[START The input]

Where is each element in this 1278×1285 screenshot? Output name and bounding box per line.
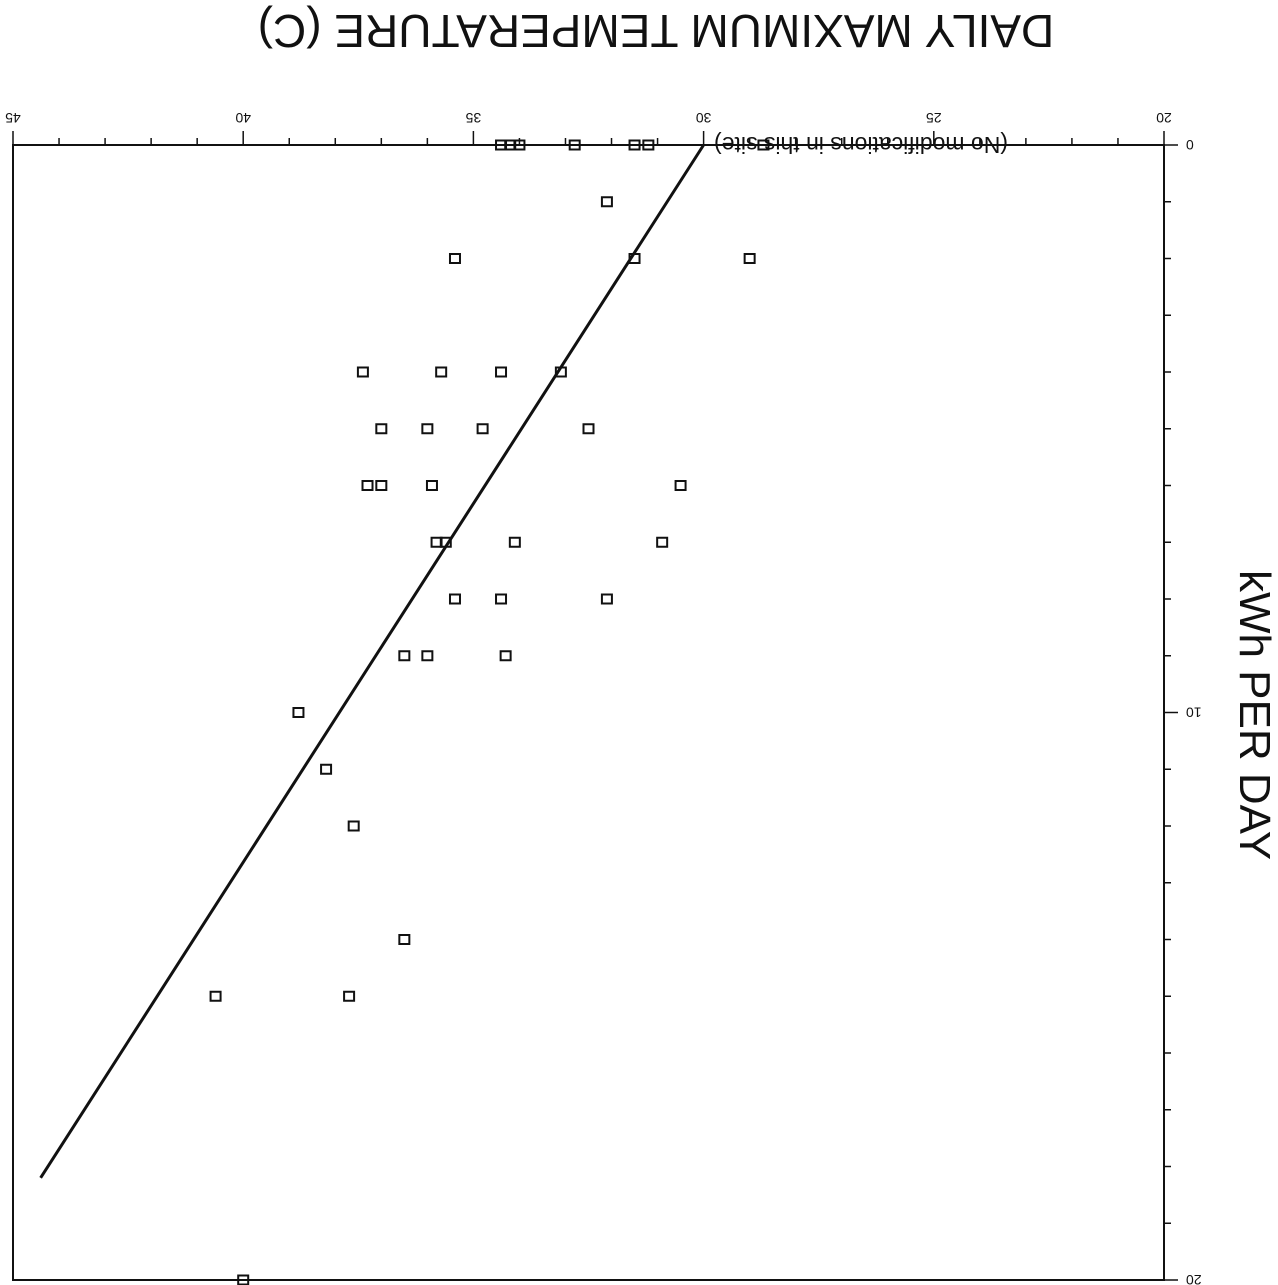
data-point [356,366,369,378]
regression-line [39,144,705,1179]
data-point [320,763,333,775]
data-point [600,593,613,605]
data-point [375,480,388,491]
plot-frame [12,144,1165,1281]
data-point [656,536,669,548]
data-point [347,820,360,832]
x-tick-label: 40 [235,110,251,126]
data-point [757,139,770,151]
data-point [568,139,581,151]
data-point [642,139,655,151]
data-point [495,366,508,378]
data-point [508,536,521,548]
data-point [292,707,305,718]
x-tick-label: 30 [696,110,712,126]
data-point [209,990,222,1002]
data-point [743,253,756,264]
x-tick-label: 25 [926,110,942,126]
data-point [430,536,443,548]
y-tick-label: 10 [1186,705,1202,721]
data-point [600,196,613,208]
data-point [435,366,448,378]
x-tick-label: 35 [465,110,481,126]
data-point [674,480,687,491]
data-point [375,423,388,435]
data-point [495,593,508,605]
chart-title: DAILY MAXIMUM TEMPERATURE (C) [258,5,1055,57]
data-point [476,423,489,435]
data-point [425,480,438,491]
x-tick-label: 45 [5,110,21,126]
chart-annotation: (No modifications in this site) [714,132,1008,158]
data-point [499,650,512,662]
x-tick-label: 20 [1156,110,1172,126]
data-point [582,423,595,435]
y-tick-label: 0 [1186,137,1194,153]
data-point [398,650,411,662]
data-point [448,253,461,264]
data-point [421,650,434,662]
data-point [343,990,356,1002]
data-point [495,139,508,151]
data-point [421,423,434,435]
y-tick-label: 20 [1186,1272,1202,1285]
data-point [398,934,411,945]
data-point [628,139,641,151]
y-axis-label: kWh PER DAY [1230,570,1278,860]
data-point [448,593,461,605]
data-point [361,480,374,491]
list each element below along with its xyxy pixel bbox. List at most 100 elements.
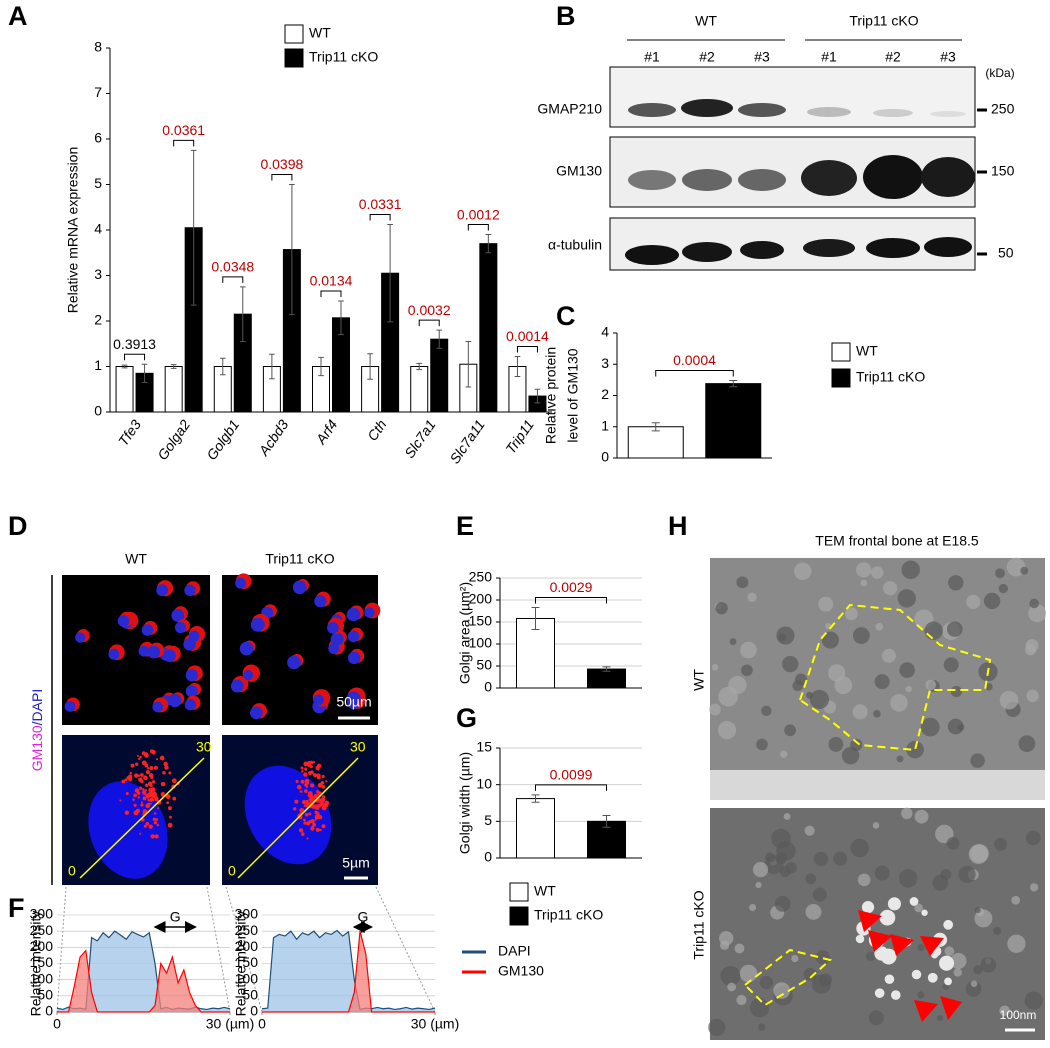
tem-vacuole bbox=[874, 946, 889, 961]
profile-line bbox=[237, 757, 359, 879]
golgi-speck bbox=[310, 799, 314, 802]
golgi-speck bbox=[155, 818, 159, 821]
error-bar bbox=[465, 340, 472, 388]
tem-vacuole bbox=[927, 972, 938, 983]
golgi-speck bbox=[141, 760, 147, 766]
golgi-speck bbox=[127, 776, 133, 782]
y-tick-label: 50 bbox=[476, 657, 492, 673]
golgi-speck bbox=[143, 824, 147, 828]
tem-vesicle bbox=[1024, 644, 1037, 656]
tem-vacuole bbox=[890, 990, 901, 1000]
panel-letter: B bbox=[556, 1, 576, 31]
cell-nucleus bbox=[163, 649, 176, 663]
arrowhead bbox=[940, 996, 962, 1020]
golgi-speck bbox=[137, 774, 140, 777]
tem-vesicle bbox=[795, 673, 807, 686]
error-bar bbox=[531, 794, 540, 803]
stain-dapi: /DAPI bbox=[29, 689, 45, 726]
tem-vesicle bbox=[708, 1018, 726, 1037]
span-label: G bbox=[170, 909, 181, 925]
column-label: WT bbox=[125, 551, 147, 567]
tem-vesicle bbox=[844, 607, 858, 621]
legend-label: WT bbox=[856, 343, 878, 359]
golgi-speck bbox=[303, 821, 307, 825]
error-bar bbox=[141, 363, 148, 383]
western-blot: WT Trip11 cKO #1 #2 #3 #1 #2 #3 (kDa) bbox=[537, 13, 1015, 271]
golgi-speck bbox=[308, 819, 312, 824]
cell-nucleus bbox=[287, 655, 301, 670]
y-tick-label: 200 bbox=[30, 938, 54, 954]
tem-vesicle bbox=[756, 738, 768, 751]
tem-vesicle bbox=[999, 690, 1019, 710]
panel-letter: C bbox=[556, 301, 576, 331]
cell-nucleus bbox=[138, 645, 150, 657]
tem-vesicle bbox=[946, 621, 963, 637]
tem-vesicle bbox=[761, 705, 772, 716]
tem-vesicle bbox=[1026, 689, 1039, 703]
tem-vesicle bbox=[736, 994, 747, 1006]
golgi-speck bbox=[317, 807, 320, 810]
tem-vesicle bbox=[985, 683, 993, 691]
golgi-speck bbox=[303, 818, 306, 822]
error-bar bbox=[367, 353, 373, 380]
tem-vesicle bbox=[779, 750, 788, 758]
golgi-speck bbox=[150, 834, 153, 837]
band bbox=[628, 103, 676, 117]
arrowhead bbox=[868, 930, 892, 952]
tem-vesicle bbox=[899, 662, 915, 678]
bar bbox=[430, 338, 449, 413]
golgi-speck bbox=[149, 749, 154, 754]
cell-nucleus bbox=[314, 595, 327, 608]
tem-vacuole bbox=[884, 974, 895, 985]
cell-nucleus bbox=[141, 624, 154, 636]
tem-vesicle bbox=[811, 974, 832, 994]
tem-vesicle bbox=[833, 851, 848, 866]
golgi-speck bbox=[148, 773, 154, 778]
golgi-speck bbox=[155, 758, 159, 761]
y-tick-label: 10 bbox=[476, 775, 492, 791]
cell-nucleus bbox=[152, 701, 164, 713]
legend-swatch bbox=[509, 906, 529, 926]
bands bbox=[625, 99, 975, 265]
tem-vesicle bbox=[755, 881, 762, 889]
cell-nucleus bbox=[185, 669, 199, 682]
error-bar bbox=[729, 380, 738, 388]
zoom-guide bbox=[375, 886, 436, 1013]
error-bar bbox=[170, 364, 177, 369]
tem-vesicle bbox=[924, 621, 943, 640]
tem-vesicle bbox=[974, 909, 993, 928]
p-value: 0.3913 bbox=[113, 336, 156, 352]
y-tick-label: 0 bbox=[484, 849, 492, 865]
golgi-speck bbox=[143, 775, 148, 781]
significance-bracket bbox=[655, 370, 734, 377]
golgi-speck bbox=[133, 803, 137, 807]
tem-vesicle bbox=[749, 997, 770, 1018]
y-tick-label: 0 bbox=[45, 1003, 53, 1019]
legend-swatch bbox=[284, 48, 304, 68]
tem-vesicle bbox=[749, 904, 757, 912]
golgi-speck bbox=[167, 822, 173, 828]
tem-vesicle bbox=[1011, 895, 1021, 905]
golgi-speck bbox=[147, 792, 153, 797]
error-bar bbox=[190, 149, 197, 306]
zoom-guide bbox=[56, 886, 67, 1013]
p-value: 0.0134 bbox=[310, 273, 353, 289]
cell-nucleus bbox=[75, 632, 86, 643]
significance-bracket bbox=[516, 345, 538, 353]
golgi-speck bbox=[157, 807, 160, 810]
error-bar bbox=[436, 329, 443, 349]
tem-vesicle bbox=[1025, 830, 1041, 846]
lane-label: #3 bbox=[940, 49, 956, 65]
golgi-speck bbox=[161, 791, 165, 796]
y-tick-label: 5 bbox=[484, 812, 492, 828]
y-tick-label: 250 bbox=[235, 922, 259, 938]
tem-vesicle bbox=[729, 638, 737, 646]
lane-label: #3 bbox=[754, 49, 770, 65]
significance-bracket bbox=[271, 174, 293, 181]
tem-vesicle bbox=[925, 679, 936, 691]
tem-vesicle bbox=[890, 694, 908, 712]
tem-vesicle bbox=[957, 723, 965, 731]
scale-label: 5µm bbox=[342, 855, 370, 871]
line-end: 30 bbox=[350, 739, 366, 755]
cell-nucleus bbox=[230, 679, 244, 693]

[END The input]

Copy all the rows above word for word, but leave out the pictures.

=== Response to this task ===
Where is each element in this 1278×1285 screenshot? Output name and bounding box per line.
data-point [356,366,369,378]
regression-line [39,144,705,1179]
data-point [320,763,333,775]
data-point [600,593,613,605]
data-point [375,480,388,491]
plot-frame [12,144,1165,1281]
data-point [656,536,669,548]
data-point [347,820,360,832]
x-tick-label: 40 [235,110,251,126]
data-point [757,139,770,151]
data-point [568,139,581,151]
data-point [642,139,655,151]
data-point [495,366,508,378]
data-point [508,536,521,548]
data-point [292,707,305,718]
x-tick-label: 30 [696,110,712,126]
data-point [209,990,222,1002]
data-point [743,253,756,264]
x-tick-label: 25 [926,110,942,126]
data-point [430,536,443,548]
y-tick-label: 10 [1186,705,1202,721]
data-point [600,196,613,208]
data-point [435,366,448,378]
x-tick-label: 35 [465,110,481,126]
data-point [674,480,687,491]
data-point [375,423,388,435]
data-point [495,593,508,605]
chart-title: DAILY MAXIMUM TEMPERATURE (C) [258,5,1055,57]
data-point [476,423,489,435]
data-point [425,480,438,491]
x-tick-label: 45 [5,110,21,126]
chart-annotation: (No modifications in this site) [714,132,1008,158]
data-point [499,650,512,662]
x-tick-label: 20 [1156,110,1172,126]
data-point [582,423,595,435]
y-tick-label: 0 [1186,137,1194,153]
data-point [398,650,411,662]
data-point [448,253,461,264]
data-point [421,650,434,662]
data-point [343,990,356,1002]
data-point [495,139,508,151]
data-point [421,423,434,435]
y-tick-label: 20 [1186,1272,1202,1285]
data-point [398,934,411,945]
data-point [628,139,641,151]
y-axis-label: kWh PER DAY [1230,570,1278,860]
data-point [448,593,461,605]
data-point [361,480,374,491]
list each element below along with its xyxy pixel bbox. List at most 100 elements.
tem-vacuole bbox=[874, 946, 889, 961]
profile-line bbox=[237, 757, 359, 879]
golgi-speck bbox=[310, 799, 314, 802]
golgi-speck bbox=[155, 818, 159, 821]
error-bar bbox=[465, 340, 472, 388]
tem-vacuole bbox=[927, 972, 938, 983]
golgi-speck bbox=[141, 760, 147, 766]
golgi-speck bbox=[127, 776, 133, 782]
y-tick-label: 50 bbox=[476, 657, 492, 673]
golgi-speck bbox=[143, 824, 147, 828]
tem-vesicle bbox=[1024, 644, 1037, 656]
tem-vacuole bbox=[890, 990, 901, 1000]
panel-letter: B bbox=[556, 1, 576, 31]
cell-nucleus bbox=[163, 649, 176, 663]
arrowhead bbox=[940, 996, 962, 1020]
golgi-speck bbox=[137, 774, 140, 777]
tem-vesicle bbox=[795, 673, 807, 686]
error-bar bbox=[531, 794, 540, 803]
stain-dapi: /DAPI bbox=[29, 689, 45, 726]
tem-vesicle bbox=[708, 1018, 726, 1037]
span-label: G bbox=[170, 909, 181, 925]
column-label: WT bbox=[125, 551, 147, 567]
tem-vesicle bbox=[844, 607, 858, 621]
legend-label: WT bbox=[856, 343, 878, 359]
golgi-speck bbox=[303, 821, 307, 825]
error-bar bbox=[141, 363, 148, 383]
western-blot: WT Trip11 cKO #1 #2 #3 #1 #2 #3 (kDa) bbox=[537, 13, 1015, 271]
golgi-speck bbox=[308, 819, 312, 824]
cell-nucleus bbox=[287, 655, 301, 670]
y-tick-label: 200 bbox=[30, 938, 54, 954]
tem-vesicle bbox=[756, 738, 768, 751]
tem-vesicle bbox=[999, 690, 1019, 710]
panel-letter: C bbox=[556, 301, 576, 331]
cell-nucleus bbox=[138, 645, 150, 657]
tem-vesicle bbox=[946, 621, 963, 637]
tem-vesicle bbox=[761, 705, 772, 716]
tem-vesicle bbox=[1026, 689, 1039, 703]
tem-vesicle bbox=[736, 994, 747, 1006]
golgi-speck bbox=[317, 807, 320, 810]
tem-vesicle bbox=[985, 683, 993, 691]
golgi-speck bbox=[303, 818, 306, 822]
error-bar bbox=[367, 353, 373, 380]
tem-vesicle bbox=[779, 750, 788, 758]
golgi-speck bbox=[150, 834, 153, 837]
band bbox=[628, 103, 676, 117]
arrowhead bbox=[868, 930, 892, 952]
tem-vesicle bbox=[899, 662, 915, 678]
bar bbox=[430, 338, 449, 413]
golgi-speck bbox=[149, 749, 154, 754]
cell-nucleus bbox=[314, 595, 327, 608]
tem-vacuole bbox=[884, 974, 895, 985]
cell-nucleus bbox=[141, 624, 154, 636]
tem-vesicle bbox=[811, 974, 832, 994]
tem-vesicle bbox=[833, 851, 848, 866]
golgi-speck bbox=[148, 773, 154, 778]
golgi-speck bbox=[155, 758, 159, 761]
y-tick-label: 10 bbox=[476, 775, 492, 791]
cell-nucleus bbox=[152, 701, 164, 713]
legend-swatch bbox=[509, 906, 529, 926]
bands bbox=[625, 99, 975, 265]
tem-vesicle bbox=[755, 881, 762, 889]
cell-nucleus bbox=[185, 669, 199, 682]
error-bar bbox=[729, 380, 738, 388]
zoom-guide bbox=[375, 886, 436, 1013]
error-bar bbox=[170, 364, 177, 369]
tem-vesicle bbox=[924, 621, 943, 640]
tem-vesicle bbox=[974, 909, 993, 928]
p-value: 0.3913 bbox=[113, 336, 156, 352]
y-tick-label: 0 bbox=[484, 849, 492, 865]
golgi-speck bbox=[143, 775, 148, 781]
significance-bracket bbox=[655, 370, 734, 377]
golgi-speck bbox=[133, 803, 137, 807]
tem-vesicle bbox=[749, 997, 770, 1018]
y-tick-label: 0 bbox=[45, 1003, 53, 1019]
legend-swatch bbox=[284, 48, 304, 68]
tem-vesicle bbox=[749, 904, 757, 912]
golgi-speck bbox=[167, 822, 173, 828]
tem-vesicle bbox=[1011, 895, 1021, 905]
golgi-speck bbox=[147, 792, 153, 797]
error-bar bbox=[190, 149, 197, 306]
zoom-guide bbox=[56, 886, 67, 1013]
p-value: 0.0134 bbox=[310, 273, 353, 289]
cell-nucleus bbox=[75, 632, 86, 643]
significance-bracket bbox=[516, 345, 538, 353]
golgi-speck bbox=[157, 807, 160, 810]
error-bar bbox=[436, 329, 443, 349]
tem-vesicle bbox=[1025, 830, 1041, 846]
lane-label: #3 bbox=[940, 49, 956, 65]
golgi-speck bbox=[161, 791, 165, 796]
y-tick-label: 5 bbox=[484, 812, 492, 828]
y-tick-label: 250 bbox=[235, 922, 259, 938]
tem-vesicle bbox=[729, 638, 737, 646]
lane-label: #3 bbox=[754, 49, 770, 65]
significance-bracket bbox=[271, 174, 293, 181]
tem-vesicle bbox=[925, 679, 936, 691]
tem-vesicle bbox=[890, 694, 908, 712]
tem-vesicle bbox=[957, 723, 965, 731]
scale-label: 5µm bbox=[342, 855, 370, 871]
line-end: 30 bbox=[350, 739, 366, 755]
cell-nucleus bbox=[230, 679, 244, 693]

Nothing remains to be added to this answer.